=== Задание 1 ===
Объясните по тексту о фильме «Шоа», почему Фрида и ее друзья, прежде отделывавшиеся скупыми замечаниями, вдруг начали рассказывать о лагерях.

═════ Показанный текст

Эппле Николай В. - Поколение постпамяти: Письмо и визуальная культура после Холокоста стр 4.

Шрифт
Фон

Через девять месяцев, в апреле 1987-го, «Шоа» показали по телевизору. Демонстрация фильма заняла несколько вечеров, и в один из них канал PBS транслировал интервью с режиссером. Мы с Лео еще раз посмотрели всю картину, не переставая удивляться режиссерским предпочтениям. Мы по-прежнему старались понять, чем же объяснить отсутствие на экране женщин: как этому фильму удается быть одновременно столь проницательным и столь слепым? Вскоре вопрос отпал сам собой: на одном из семейных мероприятий в доме Фриды, тетки Лео, мы оказались участниками совершенно неожиданного для нас разговора. Фрида, ее друзья Лоре и Куба, а также их друзья все пережившие Холокост,  окружив нас в углу гостиной, начали рассказывать о лагерях. До того мы не раз пытались вызвать Фриду и некоторых ее друзей на разговор об их военном прошлом, но они всегда отделывались скупыми замечаниями. Оказалось, что все они посмотрели «Шоа» по телевизору, но с нами они хотели обсудить вовсе не фильм, а то самое прошлое их собственные истории спасения, смерть родителей, братьев, сестер или супругов, боль, ярость и чувство подавленности, сопровождавшие их все эти годы. Мы довольно быстро поняли, что произошло: «Шоа» словно бы узаконил их свидетельства. Фильм дал им понять, что их истории стоят того, чтобы быть рассказанными, и что есть слушатели, готовые признать их право на свидетельство и выслушать их истории. В тот день мы стали такими слушателями, хотя сами еще не сознавали ответственности, которую налагает на нас эта роль.

══════════
═════ Листинг

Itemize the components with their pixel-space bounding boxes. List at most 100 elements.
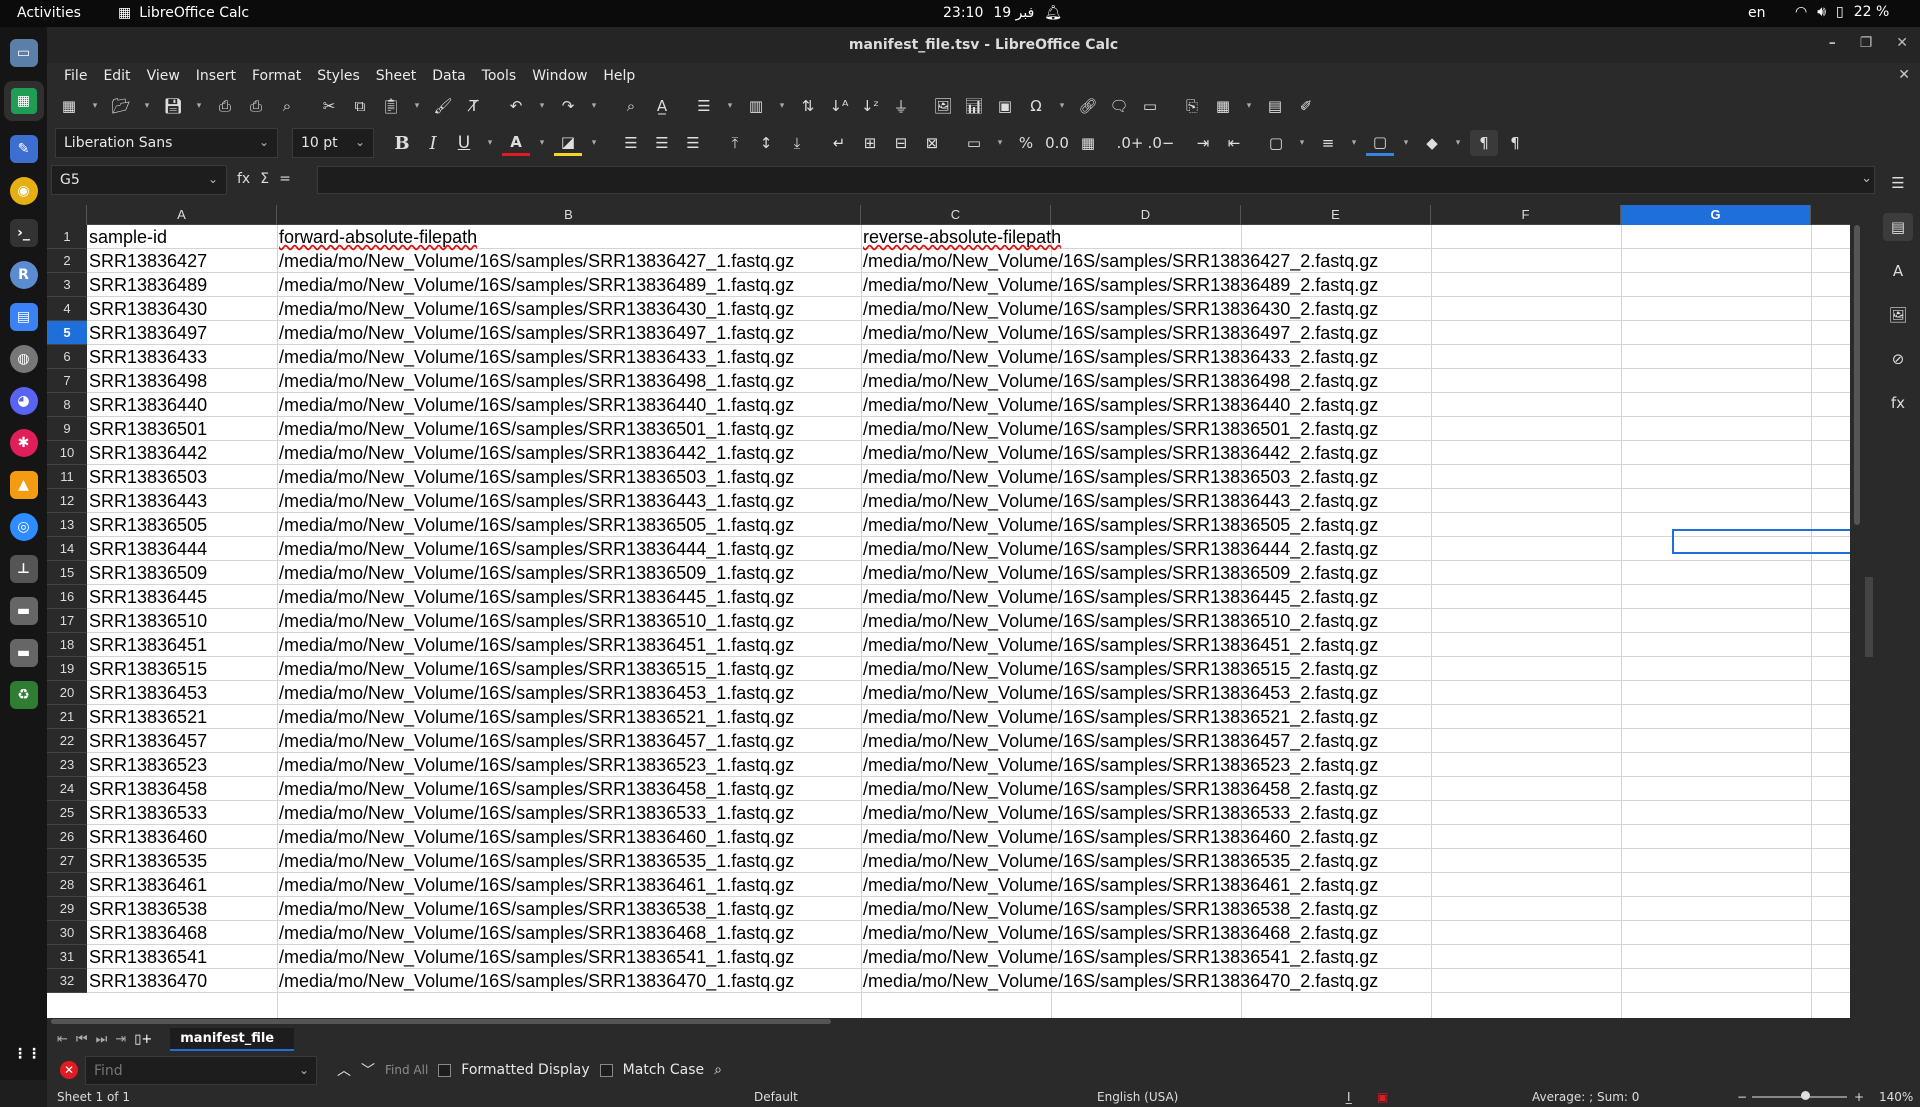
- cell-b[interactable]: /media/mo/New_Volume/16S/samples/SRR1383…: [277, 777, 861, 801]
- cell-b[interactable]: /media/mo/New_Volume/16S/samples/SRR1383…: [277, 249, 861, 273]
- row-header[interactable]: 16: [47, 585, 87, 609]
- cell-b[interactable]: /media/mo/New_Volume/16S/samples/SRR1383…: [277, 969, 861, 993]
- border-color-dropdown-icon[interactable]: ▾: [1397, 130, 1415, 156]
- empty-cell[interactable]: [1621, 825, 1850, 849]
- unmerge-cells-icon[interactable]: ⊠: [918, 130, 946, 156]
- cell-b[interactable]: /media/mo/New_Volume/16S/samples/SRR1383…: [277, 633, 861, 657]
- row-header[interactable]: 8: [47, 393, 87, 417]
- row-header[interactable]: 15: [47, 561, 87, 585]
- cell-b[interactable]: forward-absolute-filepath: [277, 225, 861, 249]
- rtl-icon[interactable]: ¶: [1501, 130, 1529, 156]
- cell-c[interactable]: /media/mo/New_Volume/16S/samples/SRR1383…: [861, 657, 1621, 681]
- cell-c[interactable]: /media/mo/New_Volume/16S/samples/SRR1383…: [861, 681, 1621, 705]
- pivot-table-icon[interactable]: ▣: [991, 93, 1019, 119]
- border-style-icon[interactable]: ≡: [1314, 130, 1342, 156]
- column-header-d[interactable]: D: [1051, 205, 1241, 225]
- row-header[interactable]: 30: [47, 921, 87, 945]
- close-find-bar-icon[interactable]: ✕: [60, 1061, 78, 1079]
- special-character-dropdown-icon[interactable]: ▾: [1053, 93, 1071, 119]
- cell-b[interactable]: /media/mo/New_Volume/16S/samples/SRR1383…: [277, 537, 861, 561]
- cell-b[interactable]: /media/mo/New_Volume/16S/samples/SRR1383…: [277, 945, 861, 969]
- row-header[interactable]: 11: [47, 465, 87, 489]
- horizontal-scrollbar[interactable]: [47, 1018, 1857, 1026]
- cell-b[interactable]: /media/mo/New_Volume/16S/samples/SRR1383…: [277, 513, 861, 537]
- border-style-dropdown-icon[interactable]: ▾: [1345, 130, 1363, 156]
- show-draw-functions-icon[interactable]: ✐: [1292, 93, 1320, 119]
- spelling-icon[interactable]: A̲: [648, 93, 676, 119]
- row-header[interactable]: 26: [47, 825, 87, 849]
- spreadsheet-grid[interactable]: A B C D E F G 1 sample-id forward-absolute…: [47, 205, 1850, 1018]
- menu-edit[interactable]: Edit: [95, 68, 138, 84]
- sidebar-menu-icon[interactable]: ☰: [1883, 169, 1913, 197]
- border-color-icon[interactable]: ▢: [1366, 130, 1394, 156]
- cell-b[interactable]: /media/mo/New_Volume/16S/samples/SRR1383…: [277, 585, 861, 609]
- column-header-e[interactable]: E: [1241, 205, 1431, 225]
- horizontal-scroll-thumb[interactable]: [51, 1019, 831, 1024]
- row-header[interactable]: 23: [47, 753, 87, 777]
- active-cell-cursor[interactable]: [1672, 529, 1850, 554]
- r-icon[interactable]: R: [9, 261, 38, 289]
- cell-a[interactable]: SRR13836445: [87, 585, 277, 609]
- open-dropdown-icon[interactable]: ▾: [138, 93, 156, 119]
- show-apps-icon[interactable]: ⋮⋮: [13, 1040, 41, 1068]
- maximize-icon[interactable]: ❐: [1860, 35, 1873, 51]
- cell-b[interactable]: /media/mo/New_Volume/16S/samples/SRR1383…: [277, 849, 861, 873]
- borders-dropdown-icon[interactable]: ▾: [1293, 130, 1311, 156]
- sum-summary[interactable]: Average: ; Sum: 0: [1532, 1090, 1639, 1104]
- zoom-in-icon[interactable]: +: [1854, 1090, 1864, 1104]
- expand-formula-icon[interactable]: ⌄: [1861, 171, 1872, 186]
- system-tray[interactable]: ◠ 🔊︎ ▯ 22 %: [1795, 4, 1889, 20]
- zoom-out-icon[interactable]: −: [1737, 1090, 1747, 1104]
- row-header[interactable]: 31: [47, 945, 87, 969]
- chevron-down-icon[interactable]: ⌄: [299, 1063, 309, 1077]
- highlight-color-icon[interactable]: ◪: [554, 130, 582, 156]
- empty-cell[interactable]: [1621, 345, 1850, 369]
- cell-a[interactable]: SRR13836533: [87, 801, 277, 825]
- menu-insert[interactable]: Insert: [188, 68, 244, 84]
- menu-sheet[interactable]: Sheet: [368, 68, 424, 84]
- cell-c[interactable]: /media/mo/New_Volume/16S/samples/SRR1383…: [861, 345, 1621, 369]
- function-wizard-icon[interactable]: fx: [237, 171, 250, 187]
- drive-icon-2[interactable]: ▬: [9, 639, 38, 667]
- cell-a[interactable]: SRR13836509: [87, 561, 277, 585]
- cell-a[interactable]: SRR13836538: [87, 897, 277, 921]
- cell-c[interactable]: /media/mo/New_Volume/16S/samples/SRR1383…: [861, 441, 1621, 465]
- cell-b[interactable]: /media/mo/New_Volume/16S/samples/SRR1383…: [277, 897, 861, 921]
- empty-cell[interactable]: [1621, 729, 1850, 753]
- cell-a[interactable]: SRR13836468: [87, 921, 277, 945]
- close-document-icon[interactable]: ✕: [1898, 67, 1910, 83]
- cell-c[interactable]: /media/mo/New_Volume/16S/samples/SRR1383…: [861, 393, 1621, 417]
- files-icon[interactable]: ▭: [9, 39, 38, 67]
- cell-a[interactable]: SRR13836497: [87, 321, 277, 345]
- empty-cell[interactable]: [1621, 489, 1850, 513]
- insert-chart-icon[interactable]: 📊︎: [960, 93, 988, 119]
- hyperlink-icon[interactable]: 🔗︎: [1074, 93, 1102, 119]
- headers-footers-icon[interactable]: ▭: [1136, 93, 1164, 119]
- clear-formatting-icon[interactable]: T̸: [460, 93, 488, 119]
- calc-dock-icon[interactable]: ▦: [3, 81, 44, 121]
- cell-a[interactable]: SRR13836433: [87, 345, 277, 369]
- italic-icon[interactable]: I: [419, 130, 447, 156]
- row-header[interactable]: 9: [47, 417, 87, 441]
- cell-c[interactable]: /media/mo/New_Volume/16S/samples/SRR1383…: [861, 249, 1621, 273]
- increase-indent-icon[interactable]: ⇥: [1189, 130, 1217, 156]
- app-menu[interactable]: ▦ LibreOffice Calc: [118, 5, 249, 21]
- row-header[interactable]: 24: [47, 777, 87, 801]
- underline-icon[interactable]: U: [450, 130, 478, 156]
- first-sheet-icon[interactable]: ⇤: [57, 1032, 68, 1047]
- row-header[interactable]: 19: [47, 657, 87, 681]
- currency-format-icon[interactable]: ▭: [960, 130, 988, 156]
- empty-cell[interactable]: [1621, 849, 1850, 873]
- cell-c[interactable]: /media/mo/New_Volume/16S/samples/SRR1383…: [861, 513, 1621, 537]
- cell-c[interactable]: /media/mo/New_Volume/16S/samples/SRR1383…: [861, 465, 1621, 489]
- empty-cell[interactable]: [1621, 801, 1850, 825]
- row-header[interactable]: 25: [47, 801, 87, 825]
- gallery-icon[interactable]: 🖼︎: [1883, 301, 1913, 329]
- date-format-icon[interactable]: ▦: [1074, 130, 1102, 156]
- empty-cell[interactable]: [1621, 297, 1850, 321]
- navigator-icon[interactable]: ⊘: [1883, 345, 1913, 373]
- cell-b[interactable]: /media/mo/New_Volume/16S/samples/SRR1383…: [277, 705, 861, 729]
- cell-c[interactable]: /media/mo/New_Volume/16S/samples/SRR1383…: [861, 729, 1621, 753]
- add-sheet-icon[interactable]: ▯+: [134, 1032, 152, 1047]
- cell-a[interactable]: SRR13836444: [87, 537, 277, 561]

══════════
═════ Листинг

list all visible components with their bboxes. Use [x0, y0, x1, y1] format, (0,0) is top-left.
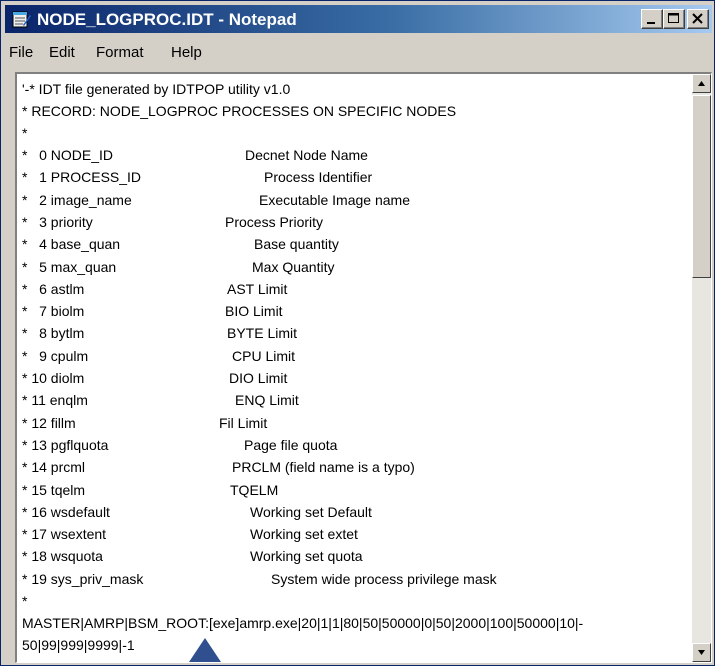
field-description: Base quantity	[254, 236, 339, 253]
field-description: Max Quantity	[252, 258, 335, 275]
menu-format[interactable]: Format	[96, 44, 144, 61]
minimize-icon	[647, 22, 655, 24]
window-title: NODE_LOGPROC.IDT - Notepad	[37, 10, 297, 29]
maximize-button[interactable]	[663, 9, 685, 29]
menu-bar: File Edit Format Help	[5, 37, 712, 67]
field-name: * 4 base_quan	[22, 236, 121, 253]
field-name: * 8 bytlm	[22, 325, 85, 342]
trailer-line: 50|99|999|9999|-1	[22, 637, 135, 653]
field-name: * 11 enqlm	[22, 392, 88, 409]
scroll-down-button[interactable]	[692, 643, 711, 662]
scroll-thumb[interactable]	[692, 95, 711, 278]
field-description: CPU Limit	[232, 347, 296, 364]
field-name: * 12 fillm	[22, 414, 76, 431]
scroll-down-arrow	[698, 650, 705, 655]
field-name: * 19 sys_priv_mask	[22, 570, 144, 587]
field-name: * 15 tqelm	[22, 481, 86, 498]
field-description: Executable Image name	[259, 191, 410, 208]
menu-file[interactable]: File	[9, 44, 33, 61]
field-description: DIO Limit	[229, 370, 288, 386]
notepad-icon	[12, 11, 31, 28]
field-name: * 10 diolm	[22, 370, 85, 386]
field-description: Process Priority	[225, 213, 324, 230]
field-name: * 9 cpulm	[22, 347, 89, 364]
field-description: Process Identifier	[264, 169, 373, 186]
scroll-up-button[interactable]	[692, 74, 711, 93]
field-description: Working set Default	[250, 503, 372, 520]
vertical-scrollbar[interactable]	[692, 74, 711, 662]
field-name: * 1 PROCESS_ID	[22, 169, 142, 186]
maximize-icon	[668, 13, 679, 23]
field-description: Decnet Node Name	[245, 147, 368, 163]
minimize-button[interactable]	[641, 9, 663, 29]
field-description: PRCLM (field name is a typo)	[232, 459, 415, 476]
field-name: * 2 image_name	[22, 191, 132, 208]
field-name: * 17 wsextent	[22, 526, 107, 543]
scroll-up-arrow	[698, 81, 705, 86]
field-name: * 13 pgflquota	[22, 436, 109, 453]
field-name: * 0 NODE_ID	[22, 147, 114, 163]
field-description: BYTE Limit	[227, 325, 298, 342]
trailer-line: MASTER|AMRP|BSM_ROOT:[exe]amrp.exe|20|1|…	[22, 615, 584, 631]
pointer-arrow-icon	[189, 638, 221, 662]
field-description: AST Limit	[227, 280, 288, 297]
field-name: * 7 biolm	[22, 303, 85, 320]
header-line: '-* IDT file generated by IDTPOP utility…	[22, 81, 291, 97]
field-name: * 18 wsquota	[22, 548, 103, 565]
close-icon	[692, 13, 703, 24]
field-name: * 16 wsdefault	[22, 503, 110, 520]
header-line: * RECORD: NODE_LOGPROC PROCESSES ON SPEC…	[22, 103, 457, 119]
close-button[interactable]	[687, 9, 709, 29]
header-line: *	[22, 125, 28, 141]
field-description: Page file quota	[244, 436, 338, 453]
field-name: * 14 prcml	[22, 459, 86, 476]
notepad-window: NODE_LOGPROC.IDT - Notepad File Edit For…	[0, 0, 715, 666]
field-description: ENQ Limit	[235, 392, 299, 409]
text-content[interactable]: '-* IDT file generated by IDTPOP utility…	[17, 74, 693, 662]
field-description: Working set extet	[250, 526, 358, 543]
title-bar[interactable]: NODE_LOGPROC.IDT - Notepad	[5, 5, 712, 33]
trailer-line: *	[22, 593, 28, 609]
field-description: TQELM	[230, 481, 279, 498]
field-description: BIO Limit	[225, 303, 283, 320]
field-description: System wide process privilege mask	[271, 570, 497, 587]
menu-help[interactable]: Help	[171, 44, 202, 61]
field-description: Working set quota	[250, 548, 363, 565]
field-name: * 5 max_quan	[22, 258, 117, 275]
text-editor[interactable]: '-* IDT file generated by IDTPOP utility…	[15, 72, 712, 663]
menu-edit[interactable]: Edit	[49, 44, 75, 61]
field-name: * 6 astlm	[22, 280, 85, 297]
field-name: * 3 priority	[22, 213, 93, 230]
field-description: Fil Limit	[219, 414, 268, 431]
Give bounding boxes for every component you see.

══════════
═════ Листинг

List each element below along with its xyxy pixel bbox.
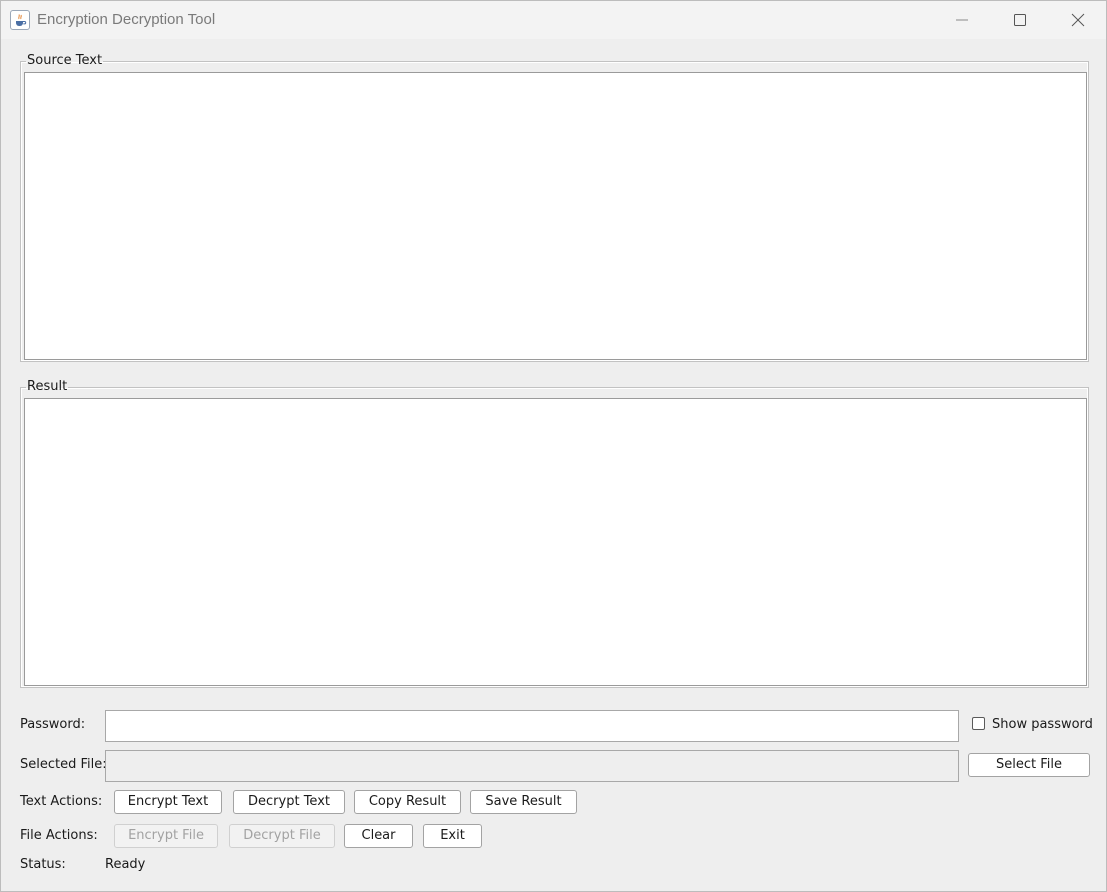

══════════

=== Задание 2 ===
Замените «field-description» на «field-label» в строках листинга между строкой с «list all visible» и строкой с «44, 144, 61]» включительно. Приведите только эти строки, всё прочее оставьте без изменений, а изображения в ответ не включайте.

=== Правильный ответ 1 ===
Фильм «Шоа» словно узаконил их свидетельства. Он дал им понять, что их истории стоят того, чтобы быть рассказанными, и что есть слушатели, готовые признать их право на свидетельство и выслушать эти истории.

=== Правильный ответ 2 ===
list all visible components with their bboxes. Use [x0, y0, x1, y1] format, (0,0) is top-left.
field-label: Base quantity	[254, 236, 339, 253]
field-label: Max Quantity	[252, 258, 335, 275]
menu-format[interactable]: Format	[96, 44, 144, 61]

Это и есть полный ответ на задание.